» **Given records**
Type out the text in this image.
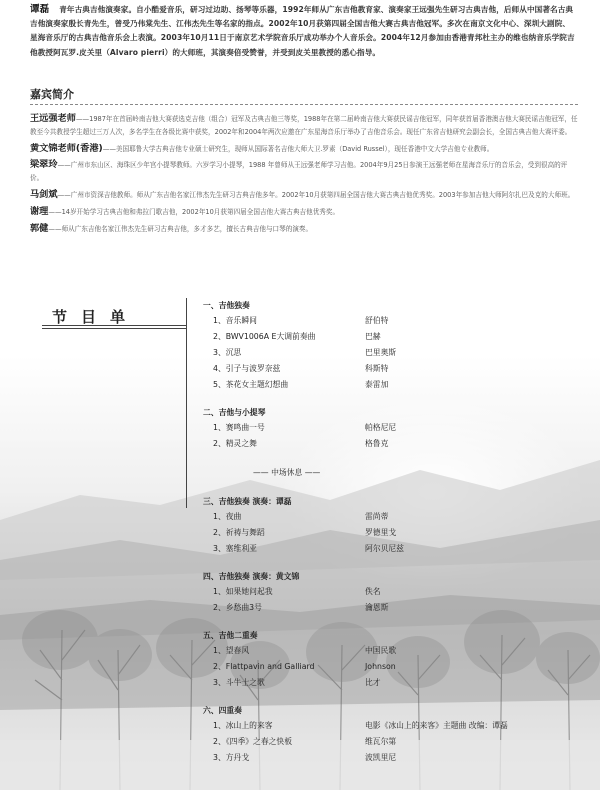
谭磊 青年古典吉他演奏家。自小酷爱音乐，研习过边助、扬琴等乐器，1992年师从广东吉他教育家、演奏家王远强先生研习古典吉他，后师从中国著名古典吉他演奏家殷长青先生，曾受乃伟棠先生、江伟杰先生等名家的指点。2002年10月获第四届全国吉他大赛古典吉他冠军。多次在南京文化中心、深圳大剧院、星海音乐厅的古典吉他音乐会上表演。2003年10月11日于南京艺术学院音乐厅成功举办个人音乐会。2004年12月参加由香港青邦杜主办的维也纳音乐学院吉他教授阿瓦罗.皮关里（Alvaro pierri）的大师班，其演奏倍受赞誉，并受到皮关里教授的悉心指导。
嘉宾简介
王远强老师——1987年在首届岭南吉他大赛获选克吉他（组合）冠军及古典吉他三等奖，1988年在第二届岭南吉他大赛获民谣吉他冠军，同年获首届香港澳吉他大赛民谣吉他冠军，任教至今共教授学生超过三万人次，多名学生在各级比赛中获奖，2002年和2004年两次应邀在广东星海音乐厅举办了吉他音乐会。现任广东省吉他研究会副会长，全国古典吉他大赛评委。
黄文锦老师(香港)——美国耶鲁大学古典吉他专业硕士研究生，现师从国际著名吉他大师大卫.罗素（David Russel），现任香港中文大学吉他专业教师。
梁翠玲——广州市东山区、海珠区少年宫小提琴教师。六岁学习小提琴，1988 年曾师从王远强老师学习吉他。2004年9月25日参演王远强老师在星海音乐厅的音乐会，受到很高的评价。
马剑斌——广州市资深吉他教师。师从广东吉他名家江伟杰先生研习古典吉他多年。2002年10月获第四届全国吉他大赛古典吉他优秀奖。2003年参加吉他大师阿尔扎巴及克的大师班。
谢理——14岁开始学习古典吉他和弗拉门歌吉他，2002年10月获第四届全国吉他大赛古典吉他优秀奖。
郭健——师从广东吉他名家江伟杰先生研习古典吉他，多才多艺，擅长古典吉他与口琴的演奏。
节目单
一、吉他独奏
1、音乐瞬间	舒伯特
2、BWV1006A E大调前奏曲	巴赫
3、沉思	巴里奥斯
4、引子与波罗奈兹	科斯特
5、茶花女主题幻想曲	泰雷加
二、吉他与小提琴
1、赛鸣曲一号	帕格尼尼
2、精灵之舞	格鲁克
—— 中场休息 ——
三、吉他独奏 演奏：谭磊
1、夜曲	雷尚蒂
2、祈祷与舞蹈	罗德里戈
3、塞维利亚	阿尔贝尼兹
四、吉他独奏 演奏：黄文锦
1、如果她问起我	佚名
2、乡愁曲3号	瀹恩斯
五、吉他二重奏
1、望春风	中国民歌
2、Flattpavin and Galliard	Johnson
3、斗牛士之歌	比才
六、四重奏
1、冰山上的来客	电影《冰山上的来客》主题曲 改编：谭磊
2、《四季》之春之快板	维瓦尔第
3、方丹戈	波凯里尼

» **Task description**
Without including any pictures, please restate all the records exactly.

» **Result below**
Type out the text in this image.
谭磊 青年古典吉他演奏家。自小酷爱音乐，研习过边助、扬琴等乐器，1992年师从广东吉他教育家、演奏家王远强先生研习古典吉他，后师从中国著名古典吉他演奏家殷长青先生，曾受乃伟棠先生、江伟杰先生等名家的指点。2002年10月获第四届全国吉他大赛古典吉他冠军。多次在南京文化中心、深圳大剧院、星海音乐厅的古典吉他音乐会上表演。2003年10月11日于南京艺术学院音乐厅成功举办个人音乐会。2004年12月参加由香港青邦杜主办的维也纳音乐学院吉他教授阿瓦罗.皮关里（Alvaro pierri）的大师班，其演奏倍受赞誉，并受到皮关里教授的悉心指导。
嘉宾简介
王远强老师——1987年在首届岭南吉他大赛获选克吉他（组合）冠军及古典吉他三等奖，1988年在第二届岭南吉他大赛获民谣吉他冠军，同年获首届香港澳吉他大赛民谣吉他冠军，任教至今共教授学生超过三万人次，多名学生在各级比赛中获奖，2002年和2004年两次应邀在广东星海音乐厅举办了吉他音乐会。现任广东省吉他研究会副会长，全国古典吉他大赛评委。
黄文锦老师(香港)——美国耶鲁大学古典吉他专业硕士研究生，现师从国际著名吉他大师大卫.罗素（David Russel），现任香港中文大学吉他专业教师。
梁翠玲——广州市东山区、海珠区少年宫小提琴教师。六岁学习小提琴，1988 年曾师从王远强老师学习吉他。2004年9月25日参演王远强老师在星海音乐厅的音乐会，受到很高的评价。
马剑斌——广州市资深吉他教师。师从广东吉他名家江伟杰先生研习古典吉他多年。2002年10月获第四届全国吉他大赛古典吉他优秀奖。2003年参加吉他大师阿尔扎巴及克的大师班。
谢理——14岁开始学习古典吉他和弗拉门歌吉他，2002年10月获第四届全国吉他大赛古典吉他优秀奖。
郭健——师从广东吉他名家江伟杰先生研习古典吉他，多才多艺，擅长古典吉他与口琴的演奏。
节目单
一、吉他独奏
1、音乐瞬间	舒伯特
2、BWV1006A E大调前奏曲	巴赫
3、沉思	巴里奥斯
4、引子与波罗奈兹	科斯特
5、茶花女主题幻想曲	泰雷加
二、吉他与小提琴
1、赛鸣曲一号	帕格尼尼
2、精灵之舞	格鲁克
—— 中场休息 ——
三、吉他独奏 演奏：谭磊
1、夜曲	雷尚蒂
2、祈祷与舞蹈	罗德里戈
3、塞维利亚	阿尔贝尼兹
四、吉他独奏 演奏：黄文锦
1、如果她问起我	佚名
2、乡愁曲3号	瀹恩斯
五、吉他二重奏
1、望春风	中国民歌
2、Flattpavin and Galliard	Johnson
3、斗牛士之歌	比才
六、四重奏
1、冰山上的来客	电影《冰山上的来客》主题曲 改编：谭磊
2、《四季》之春之快板	维瓦尔第
3、方丹戈	波凯里尼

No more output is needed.